[Exercise passage]
It’s taken a sweeping and coordinated effort from top officials to prevent a downward spiral in Chinese stocks. From early February, the central bank and regulators across the foreign exchange, securities, banking and insurance sectors have deployed a number of measures to ensure sufficient liquidity and reduce borrowing costs for companies. Hints of more to come on the monetary and fiscal side have been equally effective.

While a stable equity market and the lowest sovereign bond yields since 2002 are good news for companies trying to raise money, critics caution that the exuberance triggered by such measures could be dangerous. Taking market-support policies too far may encourage the whirlwind trading that fueled massive bubbles in 2015 and 2007.

High leverage in the stock market is one notable sign, as well as surging daily turnover. There’s also been a rush to buy mutual funds, pour money into shiny new ETFs or buy higher-yielding convertible bonds. Perhaps most telling: a gauge of small cap stocks, where speculative trading is rife, has surged more than 20% since its low last month.
[/Exercise passage]
[Information shown]
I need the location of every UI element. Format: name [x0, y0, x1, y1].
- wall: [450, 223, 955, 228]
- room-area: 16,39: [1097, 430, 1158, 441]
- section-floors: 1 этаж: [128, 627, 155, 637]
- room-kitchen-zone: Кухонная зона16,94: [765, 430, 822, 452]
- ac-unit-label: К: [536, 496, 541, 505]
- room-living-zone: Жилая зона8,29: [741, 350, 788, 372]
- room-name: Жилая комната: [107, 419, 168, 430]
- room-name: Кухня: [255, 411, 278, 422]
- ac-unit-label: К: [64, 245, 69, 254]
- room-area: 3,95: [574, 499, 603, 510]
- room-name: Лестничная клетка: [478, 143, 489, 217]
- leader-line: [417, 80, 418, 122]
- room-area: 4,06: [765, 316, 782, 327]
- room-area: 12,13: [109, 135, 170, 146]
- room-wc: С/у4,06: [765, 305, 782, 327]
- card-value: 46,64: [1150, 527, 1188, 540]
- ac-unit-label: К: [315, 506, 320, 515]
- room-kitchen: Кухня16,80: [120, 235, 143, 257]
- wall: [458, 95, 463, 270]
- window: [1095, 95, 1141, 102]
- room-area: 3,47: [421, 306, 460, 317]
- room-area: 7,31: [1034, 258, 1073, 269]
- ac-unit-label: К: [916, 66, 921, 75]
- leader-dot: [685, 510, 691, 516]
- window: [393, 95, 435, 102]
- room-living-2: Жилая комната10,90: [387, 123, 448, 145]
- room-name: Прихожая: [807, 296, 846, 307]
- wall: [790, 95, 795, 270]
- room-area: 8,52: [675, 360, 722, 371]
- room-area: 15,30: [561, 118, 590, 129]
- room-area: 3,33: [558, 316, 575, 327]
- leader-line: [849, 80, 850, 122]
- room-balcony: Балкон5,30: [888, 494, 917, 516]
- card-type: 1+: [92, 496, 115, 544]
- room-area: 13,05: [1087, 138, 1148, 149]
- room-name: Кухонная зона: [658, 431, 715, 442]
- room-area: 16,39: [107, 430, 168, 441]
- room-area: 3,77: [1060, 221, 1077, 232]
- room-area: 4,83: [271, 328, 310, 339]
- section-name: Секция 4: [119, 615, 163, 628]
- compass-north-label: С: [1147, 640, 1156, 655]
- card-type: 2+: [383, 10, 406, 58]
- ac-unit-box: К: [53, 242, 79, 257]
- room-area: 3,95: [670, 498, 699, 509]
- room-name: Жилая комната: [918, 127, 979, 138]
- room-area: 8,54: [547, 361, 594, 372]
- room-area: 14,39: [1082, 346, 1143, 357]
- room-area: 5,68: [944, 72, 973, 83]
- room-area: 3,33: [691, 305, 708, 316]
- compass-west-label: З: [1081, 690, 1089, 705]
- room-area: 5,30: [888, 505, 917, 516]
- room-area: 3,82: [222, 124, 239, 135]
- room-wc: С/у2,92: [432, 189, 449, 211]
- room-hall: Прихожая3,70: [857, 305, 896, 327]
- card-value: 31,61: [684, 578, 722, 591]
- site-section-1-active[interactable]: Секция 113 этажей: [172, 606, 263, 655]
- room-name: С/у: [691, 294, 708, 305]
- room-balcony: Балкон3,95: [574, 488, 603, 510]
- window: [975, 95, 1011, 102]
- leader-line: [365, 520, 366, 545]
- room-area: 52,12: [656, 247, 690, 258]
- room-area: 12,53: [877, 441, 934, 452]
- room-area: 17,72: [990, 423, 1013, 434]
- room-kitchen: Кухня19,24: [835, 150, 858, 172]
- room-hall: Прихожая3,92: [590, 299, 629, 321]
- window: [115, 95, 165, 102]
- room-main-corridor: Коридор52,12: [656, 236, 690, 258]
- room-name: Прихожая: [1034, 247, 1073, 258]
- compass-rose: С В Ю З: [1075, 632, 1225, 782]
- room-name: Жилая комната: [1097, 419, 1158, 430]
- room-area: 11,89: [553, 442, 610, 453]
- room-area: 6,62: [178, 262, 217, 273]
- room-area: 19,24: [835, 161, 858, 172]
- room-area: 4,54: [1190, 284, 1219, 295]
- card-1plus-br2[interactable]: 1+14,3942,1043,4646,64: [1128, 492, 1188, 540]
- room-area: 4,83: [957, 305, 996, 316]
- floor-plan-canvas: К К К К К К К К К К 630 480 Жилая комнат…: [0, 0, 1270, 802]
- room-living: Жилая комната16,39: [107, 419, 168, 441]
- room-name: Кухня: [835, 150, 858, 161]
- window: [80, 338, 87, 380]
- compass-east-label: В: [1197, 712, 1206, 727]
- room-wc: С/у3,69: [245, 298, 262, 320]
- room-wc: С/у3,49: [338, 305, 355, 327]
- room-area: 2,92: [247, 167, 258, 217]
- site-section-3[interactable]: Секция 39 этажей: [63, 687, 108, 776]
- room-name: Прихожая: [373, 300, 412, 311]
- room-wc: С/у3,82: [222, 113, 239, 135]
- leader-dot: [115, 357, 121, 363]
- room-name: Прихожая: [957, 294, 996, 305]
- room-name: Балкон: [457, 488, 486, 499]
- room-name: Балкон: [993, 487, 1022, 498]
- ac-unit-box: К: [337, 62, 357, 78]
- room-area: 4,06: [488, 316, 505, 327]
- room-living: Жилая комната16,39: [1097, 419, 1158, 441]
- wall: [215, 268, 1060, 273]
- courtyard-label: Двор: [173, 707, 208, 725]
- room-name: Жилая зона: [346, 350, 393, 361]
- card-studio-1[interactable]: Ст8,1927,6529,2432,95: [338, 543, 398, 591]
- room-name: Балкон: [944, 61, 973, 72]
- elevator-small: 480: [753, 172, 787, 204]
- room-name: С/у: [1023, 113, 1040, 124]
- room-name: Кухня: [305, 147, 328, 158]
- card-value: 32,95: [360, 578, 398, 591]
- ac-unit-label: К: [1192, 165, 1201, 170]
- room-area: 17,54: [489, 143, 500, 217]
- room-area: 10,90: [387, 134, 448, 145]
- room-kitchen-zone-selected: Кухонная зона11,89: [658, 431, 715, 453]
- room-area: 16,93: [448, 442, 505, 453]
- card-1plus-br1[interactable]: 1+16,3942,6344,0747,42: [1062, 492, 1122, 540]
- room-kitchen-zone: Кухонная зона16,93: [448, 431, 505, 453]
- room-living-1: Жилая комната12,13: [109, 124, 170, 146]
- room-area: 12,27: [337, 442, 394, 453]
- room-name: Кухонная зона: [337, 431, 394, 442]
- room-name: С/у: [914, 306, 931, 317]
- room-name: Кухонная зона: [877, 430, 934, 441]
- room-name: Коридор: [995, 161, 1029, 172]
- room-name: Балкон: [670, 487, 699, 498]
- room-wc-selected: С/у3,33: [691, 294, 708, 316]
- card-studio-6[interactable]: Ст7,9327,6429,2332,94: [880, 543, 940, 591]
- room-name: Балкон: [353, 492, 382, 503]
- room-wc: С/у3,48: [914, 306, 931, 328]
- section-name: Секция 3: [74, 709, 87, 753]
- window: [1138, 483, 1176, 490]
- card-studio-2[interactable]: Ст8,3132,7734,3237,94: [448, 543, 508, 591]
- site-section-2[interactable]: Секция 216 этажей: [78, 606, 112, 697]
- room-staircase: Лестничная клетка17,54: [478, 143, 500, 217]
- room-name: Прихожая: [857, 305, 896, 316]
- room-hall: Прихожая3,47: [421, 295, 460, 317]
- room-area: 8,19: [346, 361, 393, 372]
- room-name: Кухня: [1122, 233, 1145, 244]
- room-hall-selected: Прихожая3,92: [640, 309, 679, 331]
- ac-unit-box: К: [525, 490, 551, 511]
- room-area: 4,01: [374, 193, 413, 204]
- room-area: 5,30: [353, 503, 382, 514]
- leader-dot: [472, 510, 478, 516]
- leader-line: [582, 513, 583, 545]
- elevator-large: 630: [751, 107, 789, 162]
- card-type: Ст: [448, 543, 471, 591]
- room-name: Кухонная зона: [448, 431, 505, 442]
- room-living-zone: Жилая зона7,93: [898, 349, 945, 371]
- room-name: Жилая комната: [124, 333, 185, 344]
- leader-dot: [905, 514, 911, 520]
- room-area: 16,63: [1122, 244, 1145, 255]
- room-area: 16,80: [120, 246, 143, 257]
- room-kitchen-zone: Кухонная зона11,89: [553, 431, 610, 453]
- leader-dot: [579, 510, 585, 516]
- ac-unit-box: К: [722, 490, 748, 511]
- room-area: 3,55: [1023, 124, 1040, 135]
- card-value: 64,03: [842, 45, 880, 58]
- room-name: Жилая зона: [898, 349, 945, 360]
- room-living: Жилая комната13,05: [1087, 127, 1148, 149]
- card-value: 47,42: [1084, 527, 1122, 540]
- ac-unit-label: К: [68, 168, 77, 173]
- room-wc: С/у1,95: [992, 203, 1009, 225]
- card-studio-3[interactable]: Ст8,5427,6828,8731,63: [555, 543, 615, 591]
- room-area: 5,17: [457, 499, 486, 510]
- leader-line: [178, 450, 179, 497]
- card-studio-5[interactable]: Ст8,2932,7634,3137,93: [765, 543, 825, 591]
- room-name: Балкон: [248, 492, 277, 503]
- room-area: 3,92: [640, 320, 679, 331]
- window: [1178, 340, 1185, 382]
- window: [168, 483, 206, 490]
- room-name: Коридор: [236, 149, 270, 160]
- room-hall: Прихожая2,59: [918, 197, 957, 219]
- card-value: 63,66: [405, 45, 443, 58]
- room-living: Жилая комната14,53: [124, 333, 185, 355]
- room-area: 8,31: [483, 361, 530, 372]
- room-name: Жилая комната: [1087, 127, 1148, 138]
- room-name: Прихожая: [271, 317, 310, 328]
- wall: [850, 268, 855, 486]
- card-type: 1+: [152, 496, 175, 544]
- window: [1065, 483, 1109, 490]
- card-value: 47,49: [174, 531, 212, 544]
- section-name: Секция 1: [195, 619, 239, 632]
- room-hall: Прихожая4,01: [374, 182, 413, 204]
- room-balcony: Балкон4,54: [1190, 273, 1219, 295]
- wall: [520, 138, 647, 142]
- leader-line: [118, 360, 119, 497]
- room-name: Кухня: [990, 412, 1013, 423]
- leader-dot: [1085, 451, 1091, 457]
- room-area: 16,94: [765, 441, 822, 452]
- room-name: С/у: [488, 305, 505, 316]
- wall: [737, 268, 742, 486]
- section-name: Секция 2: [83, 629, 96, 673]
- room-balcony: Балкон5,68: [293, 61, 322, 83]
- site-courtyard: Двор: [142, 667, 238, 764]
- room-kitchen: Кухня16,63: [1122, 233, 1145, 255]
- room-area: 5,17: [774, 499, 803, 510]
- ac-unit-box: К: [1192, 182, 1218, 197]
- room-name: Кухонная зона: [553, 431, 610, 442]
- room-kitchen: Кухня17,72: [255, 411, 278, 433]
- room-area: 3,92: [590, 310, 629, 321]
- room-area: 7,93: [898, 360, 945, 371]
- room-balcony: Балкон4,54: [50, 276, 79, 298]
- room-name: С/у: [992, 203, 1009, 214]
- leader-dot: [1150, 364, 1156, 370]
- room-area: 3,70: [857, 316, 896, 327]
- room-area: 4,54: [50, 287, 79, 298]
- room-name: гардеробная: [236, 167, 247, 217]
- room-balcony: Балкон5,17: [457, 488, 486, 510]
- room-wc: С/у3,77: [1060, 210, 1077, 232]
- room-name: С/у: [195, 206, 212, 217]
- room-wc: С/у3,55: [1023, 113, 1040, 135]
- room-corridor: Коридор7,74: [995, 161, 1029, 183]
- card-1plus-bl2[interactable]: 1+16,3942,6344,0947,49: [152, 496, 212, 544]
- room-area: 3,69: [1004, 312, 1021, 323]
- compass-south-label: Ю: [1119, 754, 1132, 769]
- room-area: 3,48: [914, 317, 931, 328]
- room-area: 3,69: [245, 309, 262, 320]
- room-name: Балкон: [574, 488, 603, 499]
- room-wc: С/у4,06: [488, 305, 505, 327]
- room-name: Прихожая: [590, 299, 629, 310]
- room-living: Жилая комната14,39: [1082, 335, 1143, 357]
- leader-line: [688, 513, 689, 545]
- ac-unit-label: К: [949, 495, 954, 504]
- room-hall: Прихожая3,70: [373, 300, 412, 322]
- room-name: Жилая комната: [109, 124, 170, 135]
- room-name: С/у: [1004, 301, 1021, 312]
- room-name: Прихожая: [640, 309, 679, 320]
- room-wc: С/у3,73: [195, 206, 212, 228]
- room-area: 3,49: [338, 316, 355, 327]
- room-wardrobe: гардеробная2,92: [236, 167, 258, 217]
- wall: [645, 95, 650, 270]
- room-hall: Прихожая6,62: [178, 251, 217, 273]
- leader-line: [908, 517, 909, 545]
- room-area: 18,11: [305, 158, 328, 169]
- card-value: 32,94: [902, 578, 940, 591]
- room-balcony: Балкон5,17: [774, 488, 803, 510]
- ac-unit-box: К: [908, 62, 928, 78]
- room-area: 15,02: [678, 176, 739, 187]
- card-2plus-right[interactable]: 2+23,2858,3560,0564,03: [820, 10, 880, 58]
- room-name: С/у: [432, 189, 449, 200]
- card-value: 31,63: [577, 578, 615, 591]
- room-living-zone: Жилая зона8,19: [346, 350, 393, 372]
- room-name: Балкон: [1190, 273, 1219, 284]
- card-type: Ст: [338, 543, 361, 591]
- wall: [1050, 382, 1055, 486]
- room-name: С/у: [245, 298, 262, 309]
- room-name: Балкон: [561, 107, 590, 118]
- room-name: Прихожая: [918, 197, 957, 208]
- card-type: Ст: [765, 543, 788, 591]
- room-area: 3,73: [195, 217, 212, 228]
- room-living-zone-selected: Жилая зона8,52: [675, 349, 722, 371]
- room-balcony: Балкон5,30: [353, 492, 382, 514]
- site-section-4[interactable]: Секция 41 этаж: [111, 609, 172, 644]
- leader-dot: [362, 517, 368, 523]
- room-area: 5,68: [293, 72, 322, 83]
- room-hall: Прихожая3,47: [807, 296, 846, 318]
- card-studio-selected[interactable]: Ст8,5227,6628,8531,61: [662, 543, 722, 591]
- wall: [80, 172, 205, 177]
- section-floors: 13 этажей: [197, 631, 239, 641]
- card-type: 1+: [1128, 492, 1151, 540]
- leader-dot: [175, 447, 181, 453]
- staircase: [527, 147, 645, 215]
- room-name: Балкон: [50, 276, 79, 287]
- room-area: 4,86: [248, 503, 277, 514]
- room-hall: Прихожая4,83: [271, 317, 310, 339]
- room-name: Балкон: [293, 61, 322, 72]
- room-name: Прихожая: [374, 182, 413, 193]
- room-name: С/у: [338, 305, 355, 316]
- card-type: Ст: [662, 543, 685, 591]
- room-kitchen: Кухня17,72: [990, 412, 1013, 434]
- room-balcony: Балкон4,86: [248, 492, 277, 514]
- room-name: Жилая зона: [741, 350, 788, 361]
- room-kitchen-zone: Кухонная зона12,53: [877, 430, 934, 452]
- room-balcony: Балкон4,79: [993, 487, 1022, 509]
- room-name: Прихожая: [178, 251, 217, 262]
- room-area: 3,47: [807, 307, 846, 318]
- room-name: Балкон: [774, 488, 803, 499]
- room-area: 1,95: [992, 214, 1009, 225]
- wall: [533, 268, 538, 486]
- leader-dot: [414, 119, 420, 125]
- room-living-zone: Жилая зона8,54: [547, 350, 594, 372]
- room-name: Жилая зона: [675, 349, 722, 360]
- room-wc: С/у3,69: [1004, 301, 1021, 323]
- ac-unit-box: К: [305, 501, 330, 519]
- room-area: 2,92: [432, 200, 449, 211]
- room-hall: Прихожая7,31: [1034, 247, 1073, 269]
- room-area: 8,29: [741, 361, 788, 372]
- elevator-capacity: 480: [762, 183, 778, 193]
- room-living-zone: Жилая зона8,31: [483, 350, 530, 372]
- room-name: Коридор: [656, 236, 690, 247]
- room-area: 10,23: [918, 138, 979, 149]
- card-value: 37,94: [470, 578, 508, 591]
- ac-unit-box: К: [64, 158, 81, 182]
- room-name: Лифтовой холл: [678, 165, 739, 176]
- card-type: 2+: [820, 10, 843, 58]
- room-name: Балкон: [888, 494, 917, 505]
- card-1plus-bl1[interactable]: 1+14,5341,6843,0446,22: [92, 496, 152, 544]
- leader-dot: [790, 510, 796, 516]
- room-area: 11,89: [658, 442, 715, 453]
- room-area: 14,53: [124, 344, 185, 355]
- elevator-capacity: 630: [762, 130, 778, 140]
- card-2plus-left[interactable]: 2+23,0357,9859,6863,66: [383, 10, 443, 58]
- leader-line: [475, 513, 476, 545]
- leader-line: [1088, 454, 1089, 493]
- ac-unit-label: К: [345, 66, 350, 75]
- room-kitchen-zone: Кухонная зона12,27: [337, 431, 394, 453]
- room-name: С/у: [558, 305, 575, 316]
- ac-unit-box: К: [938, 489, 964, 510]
[/Information shown]
_Exercise tasks_:
• a. According to the passage on Chinese stocks, in which earlier years did whirlwind trading fuel massive bubbles?
• b. Pick up the passage on Chinese stocks after its last sentence and continue it.

_Responses in order_:
• a. 2015 and 2007.

• b.
“Authorities want a strong market,” said Zhang Yankun, a fund manager with Beijing Hone Investment Management Co. “While we seem to have achieved that for now, there’s the risk of overshooting if gains extend further. There’s still great uncertainty over the pace of an economic recovery.”

The intensifying appetite to buy just about everything in China makes it a prominent outlier against a global backdrop of panic. While mainland shares buckled Friday as a global sell-off accelerated ahead of the weekend, the Shanghai Composite Index held up better than other benchmarks in the region. It still posted its best week in a year.

Attempts from officials in countries like the U.S. and Japan to instil confidence have either not lasted or have fallen flat, leaving investors there with the steepest losses and wildest swings since the global financial crisis.

Policymakers in China have long faced a tricky balance when it comes to supporting growth without fueling bubbles. Capital controls limit investment options for its citizens, which means excess liquidity typically flows in domestic assets such as housing, equities as well as more esoteric choices including garlic, cotton and certain teas.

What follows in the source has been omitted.